David Lenz is among the most celebrated contemporary portrait painters—no small feat considering he’s an independent artist without gallery representation who subtly subverts the traditional history of portraiture.
Stylistically, Lenz is categorized as a hyperrealist, which is to say he paints things as they appear and is really good at it, like, photographically good. In this respect, Lenz fits comfortably in the tradition of Diego Velásquez, Anthony van Dyck and other old masters who earned their bread with princely commissions to paint royalty and those whose vanity was equaled by their disposable income.

## PROVIDED MATERIAL
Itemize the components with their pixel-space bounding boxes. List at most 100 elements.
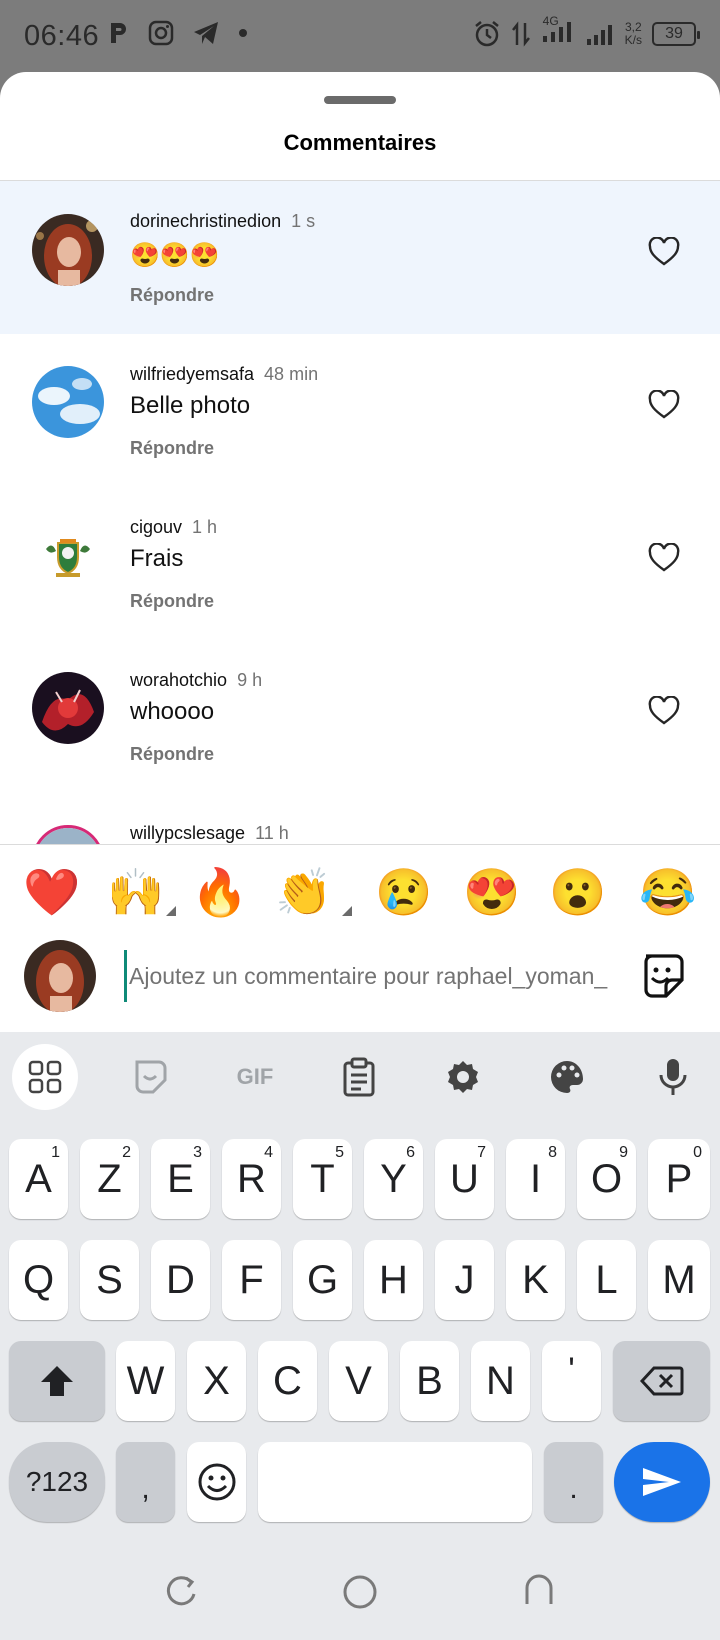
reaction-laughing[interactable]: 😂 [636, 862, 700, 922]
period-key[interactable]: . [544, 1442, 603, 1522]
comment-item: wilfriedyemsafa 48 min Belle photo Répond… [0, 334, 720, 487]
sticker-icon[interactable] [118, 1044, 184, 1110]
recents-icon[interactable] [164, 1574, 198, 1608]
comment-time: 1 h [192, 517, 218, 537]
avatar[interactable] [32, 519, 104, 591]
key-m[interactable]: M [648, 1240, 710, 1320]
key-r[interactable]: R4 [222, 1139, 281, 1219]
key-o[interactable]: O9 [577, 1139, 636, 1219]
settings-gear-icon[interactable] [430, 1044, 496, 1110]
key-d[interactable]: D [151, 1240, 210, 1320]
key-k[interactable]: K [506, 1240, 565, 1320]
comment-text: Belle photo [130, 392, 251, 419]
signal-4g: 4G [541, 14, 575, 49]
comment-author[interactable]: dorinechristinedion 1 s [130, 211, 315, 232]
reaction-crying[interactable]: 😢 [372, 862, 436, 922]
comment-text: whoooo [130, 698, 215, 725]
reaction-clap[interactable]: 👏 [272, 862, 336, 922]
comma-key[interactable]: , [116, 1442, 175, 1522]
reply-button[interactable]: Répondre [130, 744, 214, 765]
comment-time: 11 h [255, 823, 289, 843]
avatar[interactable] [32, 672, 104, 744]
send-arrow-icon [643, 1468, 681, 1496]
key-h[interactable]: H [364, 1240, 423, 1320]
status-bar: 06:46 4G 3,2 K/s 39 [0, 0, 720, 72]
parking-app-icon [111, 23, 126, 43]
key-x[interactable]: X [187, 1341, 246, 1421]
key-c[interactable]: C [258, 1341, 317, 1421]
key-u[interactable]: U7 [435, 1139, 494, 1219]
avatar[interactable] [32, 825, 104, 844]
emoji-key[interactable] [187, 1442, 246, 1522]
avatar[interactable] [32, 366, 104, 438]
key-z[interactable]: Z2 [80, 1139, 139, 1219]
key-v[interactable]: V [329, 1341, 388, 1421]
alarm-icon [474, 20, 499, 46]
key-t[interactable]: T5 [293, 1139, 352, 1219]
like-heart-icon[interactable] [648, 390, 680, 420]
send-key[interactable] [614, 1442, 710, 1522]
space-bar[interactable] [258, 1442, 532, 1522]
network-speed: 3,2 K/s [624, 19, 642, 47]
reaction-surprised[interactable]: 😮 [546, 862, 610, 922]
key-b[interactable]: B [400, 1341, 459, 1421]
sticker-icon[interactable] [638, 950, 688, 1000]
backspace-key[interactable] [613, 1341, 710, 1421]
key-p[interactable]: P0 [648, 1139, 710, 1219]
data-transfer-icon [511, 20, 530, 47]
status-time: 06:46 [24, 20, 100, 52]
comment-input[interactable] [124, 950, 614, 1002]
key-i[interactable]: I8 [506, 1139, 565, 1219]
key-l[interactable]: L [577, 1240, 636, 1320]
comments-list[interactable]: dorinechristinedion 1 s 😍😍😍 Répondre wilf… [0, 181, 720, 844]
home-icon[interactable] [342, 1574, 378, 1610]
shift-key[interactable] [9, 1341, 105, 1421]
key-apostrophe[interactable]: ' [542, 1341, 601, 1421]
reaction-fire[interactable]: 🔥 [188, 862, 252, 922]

## JOBS
- a) In the passage on David Lenz, what style is Lenz categorized as?
- b) In the passage on David Lenz, swap "bread" for "living" and write out the text starting at "Stylistically, Lenz is" and ending at "their disposable income.".
The records have no connection to the passage on David Lenz.

## EXPECTED RESPONSES
- a) He is categorized as a hyperrealist.

- b)
Stylistically, Lenz is categorized as a hyperrealist, which is to say he paints things as they appear and is really good at it, like, photographically good. In this respect, Lenz fits comfortably in the tradition of Diego Velásquez, Anthony van Dyck and other old masters who earned their living with princely commissions to paint royalty and those whose vanity was equaled by their disposable income.